● **THE TASK**: The records below must be transcribed exactly. Do not include the pictures.

● **Extracted data entries**:
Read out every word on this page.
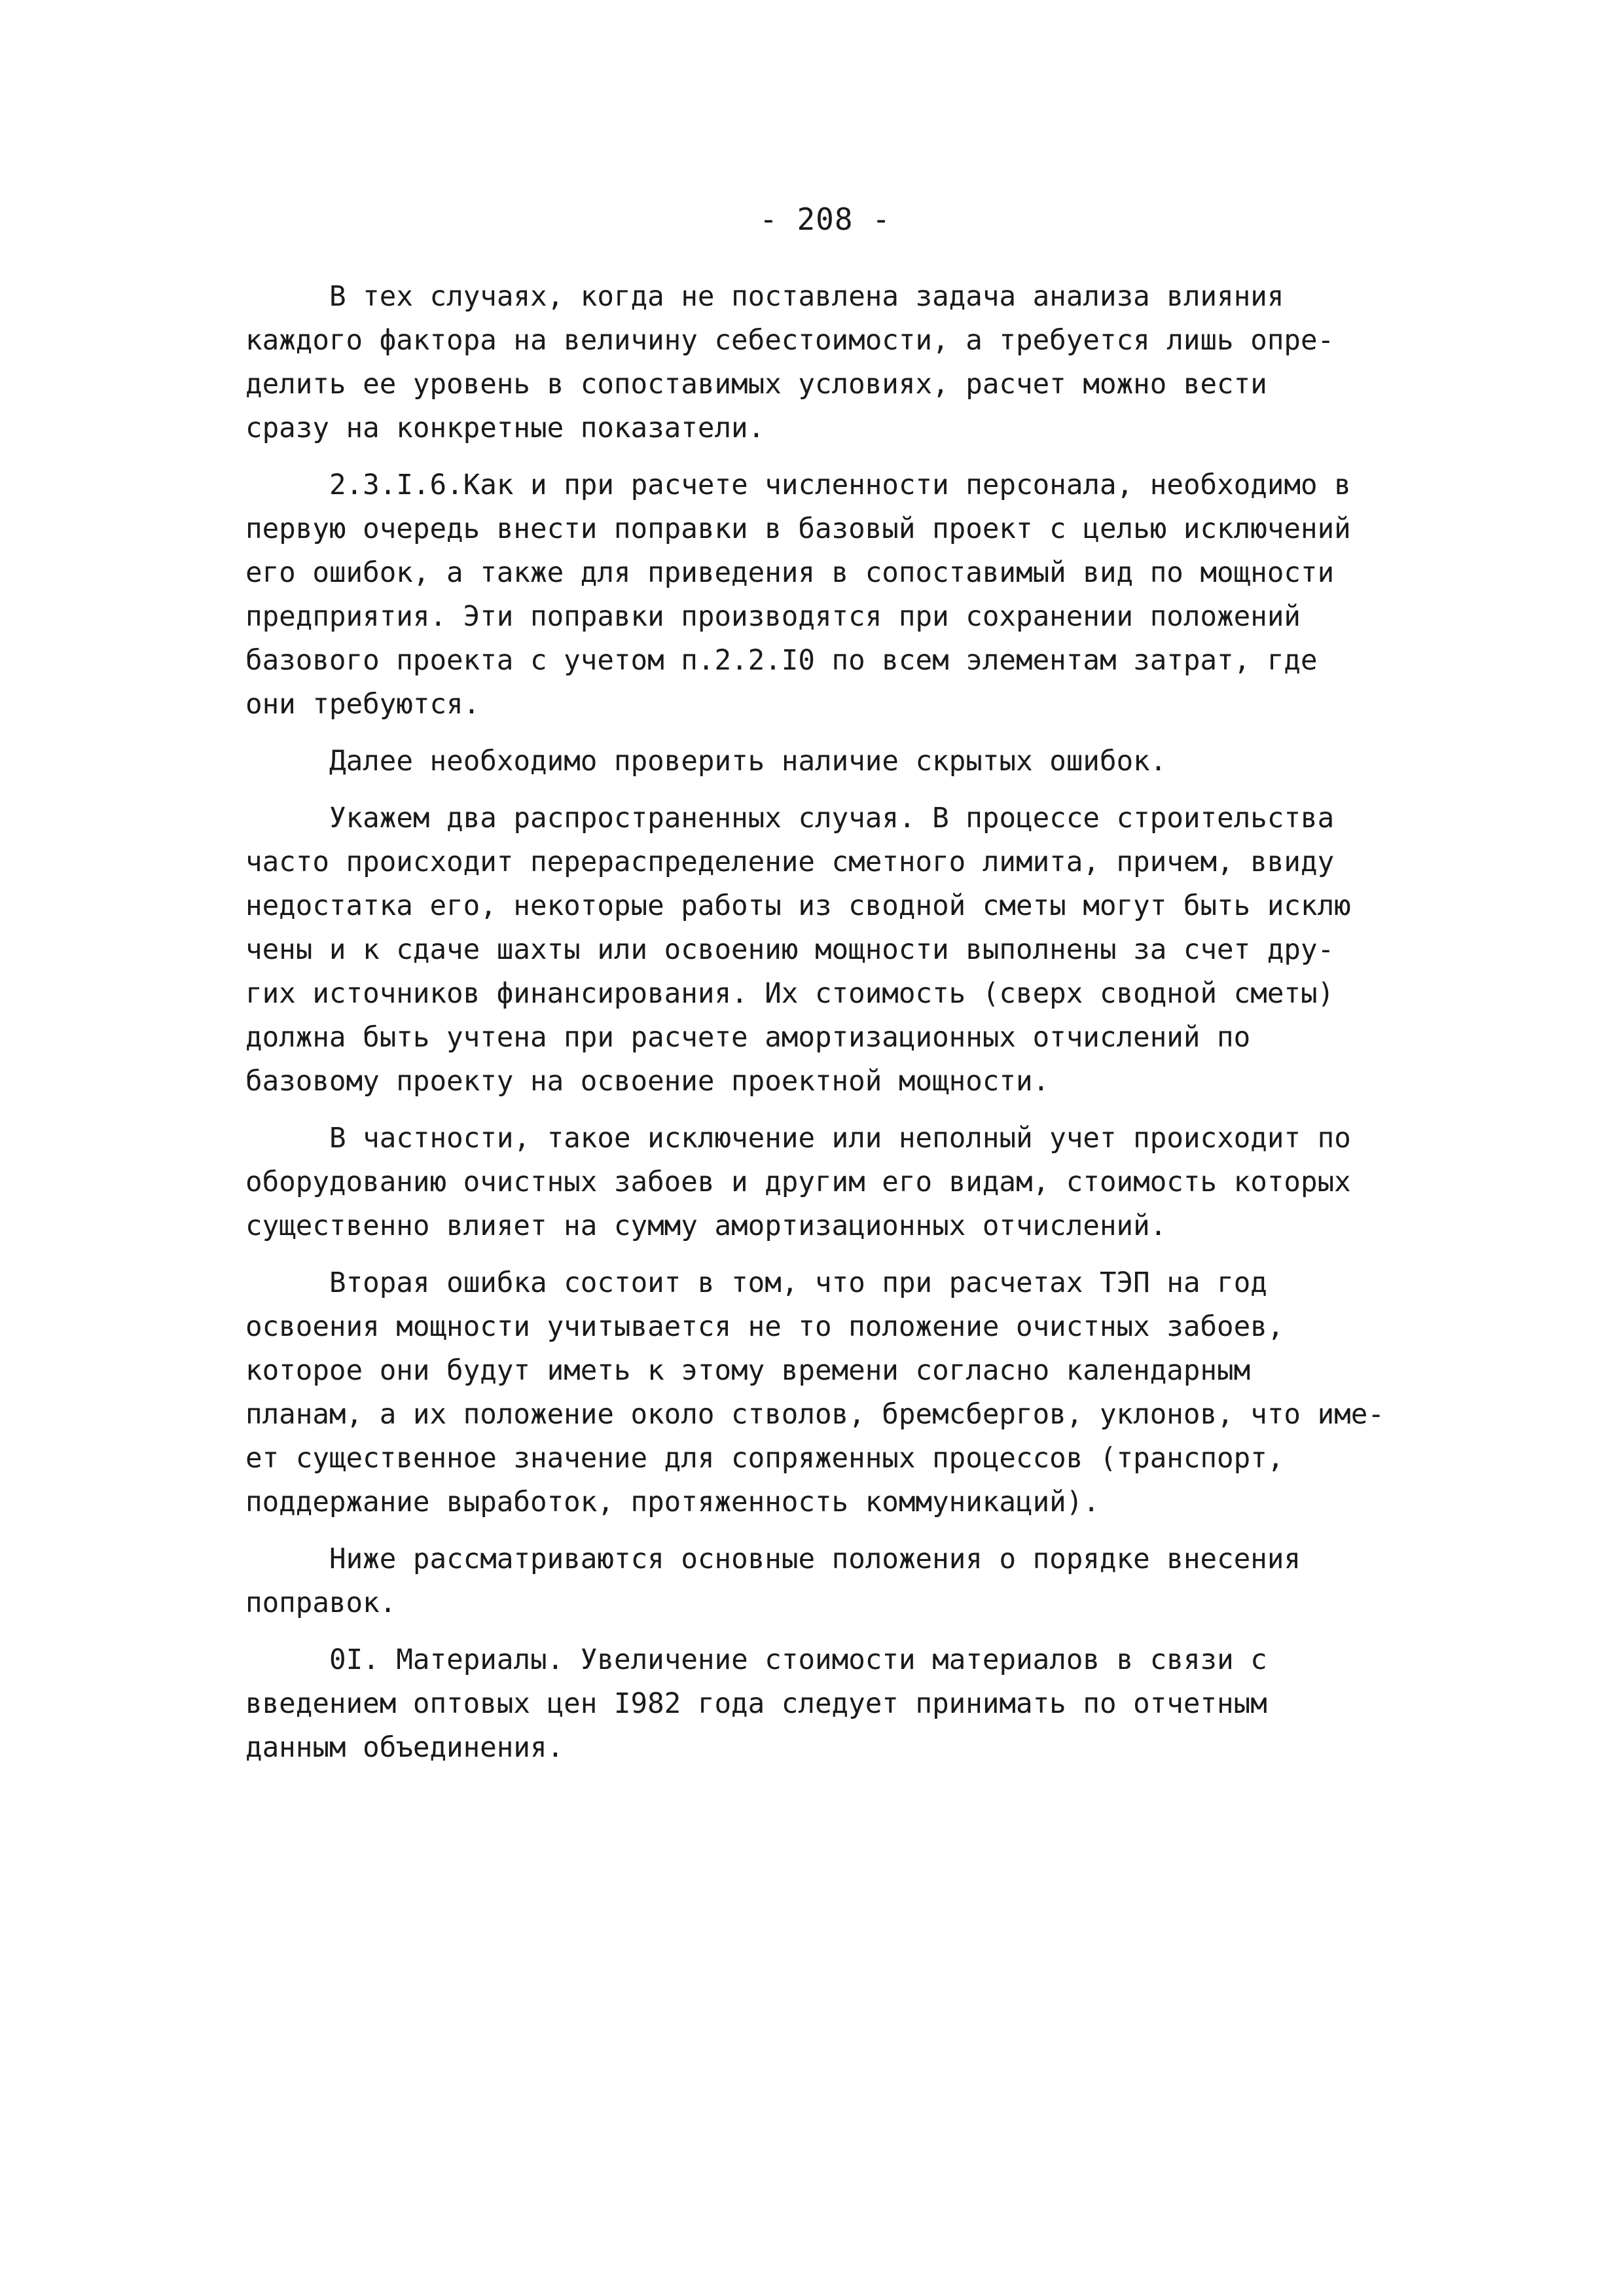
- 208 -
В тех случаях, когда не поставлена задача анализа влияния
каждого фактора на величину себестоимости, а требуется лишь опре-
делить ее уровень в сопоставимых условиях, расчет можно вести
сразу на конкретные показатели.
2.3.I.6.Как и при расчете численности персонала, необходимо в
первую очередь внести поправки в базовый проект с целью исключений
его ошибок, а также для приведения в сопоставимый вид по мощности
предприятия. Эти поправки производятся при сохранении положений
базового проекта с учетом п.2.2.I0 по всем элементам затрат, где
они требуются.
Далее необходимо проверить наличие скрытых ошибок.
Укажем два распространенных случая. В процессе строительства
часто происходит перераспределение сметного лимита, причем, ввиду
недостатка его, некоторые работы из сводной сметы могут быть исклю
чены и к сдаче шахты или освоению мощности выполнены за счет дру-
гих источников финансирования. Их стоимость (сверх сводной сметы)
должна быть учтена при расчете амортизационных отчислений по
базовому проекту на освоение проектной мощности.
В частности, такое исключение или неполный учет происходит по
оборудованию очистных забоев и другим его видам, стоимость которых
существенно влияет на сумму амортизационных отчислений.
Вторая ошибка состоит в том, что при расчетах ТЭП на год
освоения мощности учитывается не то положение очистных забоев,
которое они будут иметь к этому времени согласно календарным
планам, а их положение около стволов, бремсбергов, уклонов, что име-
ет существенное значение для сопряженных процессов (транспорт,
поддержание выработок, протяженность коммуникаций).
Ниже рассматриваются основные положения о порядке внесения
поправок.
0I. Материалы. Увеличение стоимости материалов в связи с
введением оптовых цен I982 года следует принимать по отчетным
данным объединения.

● **FULL RESPONSE**:
Read out every word on this page.
- 208 -
В тех случаях, когда не поставлена задача анализа влияния
каждого фактора на величину себестоимости, а требуется лишь опре-
делить ее уровень в сопоставимых условиях, расчет можно вести
сразу на конкретные показатели.
2.3.I.6.Как и при расчете численности персонала, необходимо в
первую очередь внести поправки в базовый проект с целью исключений
его ошибок, а также для приведения в сопоставимый вид по мощности
предприятия. Эти поправки производятся при сохранении положений
базового проекта с учетом п.2.2.I0 по всем элементам затрат, где
они требуются.
Далее необходимо проверить наличие скрытых ошибок.
Укажем два распространенных случая. В процессе строительства
часто происходит перераспределение сметного лимита, причем, ввиду
недостатка его, некоторые работы из сводной сметы могут быть исклю
чены и к сдаче шахты или освоению мощности выполнены за счет дру-
гих источников финансирования. Их стоимость (сверх сводной сметы)
должна быть учтена при расчете амортизационных отчислений по
базовому проекту на освоение проектной мощности.
В частности, такое исключение или неполный учет происходит по
оборудованию очистных забоев и другим его видам, стоимость которых
существенно влияет на сумму амортизационных отчислений.
Вторая ошибка состоит в том, что при расчетах ТЭП на год
освоения мощности учитывается не то положение очистных забоев,
которое они будут иметь к этому времени согласно календарным
планам, а их положение около стволов, бремсбергов, уклонов, что име-
ет существенное значение для сопряженных процессов (транспорт,
поддержание выработок, протяженность коммуникаций).
Ниже рассматриваются основные положения о порядке внесения
поправок.
0I. Материалы. Увеличение стоимости материалов в связи с
введением оптовых цен I982 года следует принимать по отчетным
данным объединения.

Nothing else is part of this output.